Set problem: Can you print every record below exactly as written?

Supplied records:
---+---

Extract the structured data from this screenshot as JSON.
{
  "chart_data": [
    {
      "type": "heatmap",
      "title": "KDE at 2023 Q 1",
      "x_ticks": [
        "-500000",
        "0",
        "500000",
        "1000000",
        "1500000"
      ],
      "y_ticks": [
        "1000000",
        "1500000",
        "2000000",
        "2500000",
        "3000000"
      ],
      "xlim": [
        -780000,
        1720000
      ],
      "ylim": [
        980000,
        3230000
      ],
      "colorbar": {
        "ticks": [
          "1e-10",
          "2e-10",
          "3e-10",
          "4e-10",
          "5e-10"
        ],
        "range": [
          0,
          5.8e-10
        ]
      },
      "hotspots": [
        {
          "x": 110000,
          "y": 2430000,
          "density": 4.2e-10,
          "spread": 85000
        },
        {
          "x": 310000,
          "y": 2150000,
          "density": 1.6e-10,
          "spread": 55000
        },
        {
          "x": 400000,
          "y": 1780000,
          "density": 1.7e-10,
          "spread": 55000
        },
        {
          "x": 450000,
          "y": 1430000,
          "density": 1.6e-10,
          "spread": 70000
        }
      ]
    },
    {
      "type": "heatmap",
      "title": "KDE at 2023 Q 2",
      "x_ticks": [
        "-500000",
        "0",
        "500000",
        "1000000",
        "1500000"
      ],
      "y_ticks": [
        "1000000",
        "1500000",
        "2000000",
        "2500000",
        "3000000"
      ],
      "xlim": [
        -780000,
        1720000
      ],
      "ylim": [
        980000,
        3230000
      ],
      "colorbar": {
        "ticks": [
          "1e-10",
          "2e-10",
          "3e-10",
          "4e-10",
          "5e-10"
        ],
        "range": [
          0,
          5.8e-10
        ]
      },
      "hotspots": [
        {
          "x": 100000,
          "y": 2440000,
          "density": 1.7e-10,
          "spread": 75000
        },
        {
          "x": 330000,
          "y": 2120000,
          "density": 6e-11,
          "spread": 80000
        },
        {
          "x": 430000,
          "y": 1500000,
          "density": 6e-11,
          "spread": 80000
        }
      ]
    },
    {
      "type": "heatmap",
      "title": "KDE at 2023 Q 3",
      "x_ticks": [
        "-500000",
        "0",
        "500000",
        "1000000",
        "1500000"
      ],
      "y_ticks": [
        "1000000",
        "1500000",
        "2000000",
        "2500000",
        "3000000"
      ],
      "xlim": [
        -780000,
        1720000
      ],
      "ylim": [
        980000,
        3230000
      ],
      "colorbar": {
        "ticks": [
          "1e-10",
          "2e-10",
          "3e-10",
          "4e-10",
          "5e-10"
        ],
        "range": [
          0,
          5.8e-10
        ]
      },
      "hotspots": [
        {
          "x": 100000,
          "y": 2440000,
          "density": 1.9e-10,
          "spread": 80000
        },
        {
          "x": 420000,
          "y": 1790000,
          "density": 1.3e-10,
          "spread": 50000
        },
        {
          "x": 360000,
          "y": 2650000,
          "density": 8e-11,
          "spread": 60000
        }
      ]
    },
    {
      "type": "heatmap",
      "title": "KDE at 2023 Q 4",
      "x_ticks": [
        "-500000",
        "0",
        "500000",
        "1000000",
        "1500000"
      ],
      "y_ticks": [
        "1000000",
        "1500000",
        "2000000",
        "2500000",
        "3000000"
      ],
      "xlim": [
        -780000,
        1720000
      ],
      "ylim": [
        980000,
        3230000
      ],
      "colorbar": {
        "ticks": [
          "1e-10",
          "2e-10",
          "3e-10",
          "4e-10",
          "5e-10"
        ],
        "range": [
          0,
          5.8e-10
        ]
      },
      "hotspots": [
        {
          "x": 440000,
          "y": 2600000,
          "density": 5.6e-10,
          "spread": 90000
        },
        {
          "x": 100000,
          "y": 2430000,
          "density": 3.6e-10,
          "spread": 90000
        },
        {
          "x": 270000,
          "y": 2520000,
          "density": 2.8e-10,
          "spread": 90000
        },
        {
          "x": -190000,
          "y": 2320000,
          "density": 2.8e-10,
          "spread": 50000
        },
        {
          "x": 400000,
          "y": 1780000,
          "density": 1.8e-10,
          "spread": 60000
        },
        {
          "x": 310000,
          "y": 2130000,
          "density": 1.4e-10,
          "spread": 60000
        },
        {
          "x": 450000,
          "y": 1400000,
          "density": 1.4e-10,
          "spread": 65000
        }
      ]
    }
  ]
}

---+---

The solution:
Extract the structured data from this screenshot as JSON.
{
  "chart_data": [
    {
      "type": "heatmap",
      "title": "KDE at 2023 Q 1",
      "x_ticks": [
        "-500000",
        "0",
        "500000",
        "1000000",
        "1500000"
      ],
      "y_ticks": [
        "1000000",
        "1500000",
        "2000000",
        "2500000",
        "3000000"
      ],
      "xlim": [
        -780000,
        1720000
      ],
      "ylim": [
        980000,
        3230000
      ],
      "colorbar": {
        "ticks": [
          "1e-10",
          "2e-10",
          "3e-10",
          "4e-10",
          "5e-10"
        ],
        "range": [
          0,
          5.8e-10
        ]
      },
      "hotspots": [
        {
          "x": 110000,
          "y": 2430000,
          "density": 4.2e-10,
          "spread": 85000
        },
        {
          "x": 310000,
          "y": 2150000,
          "density": 1.6e-10,
          "spread": 55000
        },
        {
          "x": 400000,
          "y": 1780000,
          "density": 1.7e-10,
          "spread": 55000
        },
        {
          "x": 450000,
          "y": 1430000,
          "density": 1.6e-10,
          "spread": 70000
        }
      ]
    },
    {
      "type": "heatmap",
      "title": "KDE at 2023 Q 2",
      "x_ticks": [
        "-500000",
        "0",
        "500000",
        "1000000",
        "1500000"
      ],
      "y_ticks": [
        "1000000",
        "1500000",
        "2000000",
        "2500000",
        "3000000"
      ],
      "xlim": [
        -780000,
        1720000
      ],
      "ylim": [
        980000,
        3230000
      ],
      "colorbar": {
        "ticks": [
          "1e-10",
          "2e-10",
          "3e-10",
          "4e-10",
          "5e-10"
        ],
        "range": [
          0,
          5.8e-10
        ]
      },
      "hotspots": [
        {
          "x": 100000,
          "y": 2440000,
          "density": 1.7e-10,
          "spread": 75000
        },
        {
          "x": 330000,
          "y": 2120000,
          "density": 6e-11,
          "spread": 80000
        },
        {
          "x": 430000,
          "y": 1500000,
          "density": 6e-11,
          "spread": 80000
        }
      ]
    },
    {
      "type": "heatmap",
      "title": "KDE at 2023 Q 3",
      "x_ticks": [
        "-500000",
        "0",
        "500000",
        "1000000",
        "1500000"
      ],
      "y_ticks": [
        "1000000",
        "1500000",
        "2000000",
        "2500000",
        "3000000"
      ],
      "xlim": [
        -780000,
        1720000
      ],
      "ylim": [
        980000,
        3230000
      ],
      "colorbar": {
        "ticks": [
          "1e-10",
          "2e-10",
          "3e-10",
          "4e-10",
          "5e-10"
        ],
        "range": [
          0,
          5.8e-10
        ]
      },
      "hotspots": [
        {
          "x": 100000,
          "y": 2440000,
          "density": 1.9e-10,
          "spread": 80000
        },
        {
          "x": 420000,
          "y": 1790000,
          "density": 1.3e-10,
          "spread": 50000
        },
        {
          "x": 360000,
          "y": 2650000,
          "density": 8e-11,
          "spread": 60000
        }
      ]
    },
    {
      "type": "heatmap",
      "title": "KDE at 2023 Q 4",
      "x_ticks": [
        "-500000",
        "0",
        "500000",
        "1000000",
        "1500000"
      ],
      "y_ticks": [
        "1000000",
        "1500000",
        "2000000",
        "2500000",
        "3000000"
      ],
      "xlim": [
        -780000,
        1720000
      ],
      "ylim": [
        980000,
        3230000
      ],
      "colorbar": {
        "ticks": [
          "1e-10",
          "2e-10",
          "3e-10",
          "4e-10",
          "5e-10"
        ],
        "range": [
          0,
          5.8e-10
        ]
      },
      "hotspots": [
        {
          "x": 440000,
          "y": 2600000,
          "density": 5.6e-10,
          "spread": 90000
        },
        {
          "x": 100000,
          "y": 2430000,
          "density": 3.6e-10,
          "spread": 90000
        },
        {
          "x": 270000,
          "y": 2520000,
          "density": 2.8e-10,
          "spread": 90000
        },
        {
          "x": -190000,
          "y": 2320000,
          "density": 2.8e-10,
          "spread": 50000
        },
        {
          "x": 400000,
          "y": 1780000,
          "density": 1.8e-10,
          "spread": 60000
        },
        {
          "x": 310000,
          "y": 2130000,
          "density": 1.4e-10,
          "spread": 60000
        },
        {
          "x": 450000,
          "y": 1400000,
          "density": 1.4e-10,
          "spread": 65000
        }
      ]
    }
  ]
}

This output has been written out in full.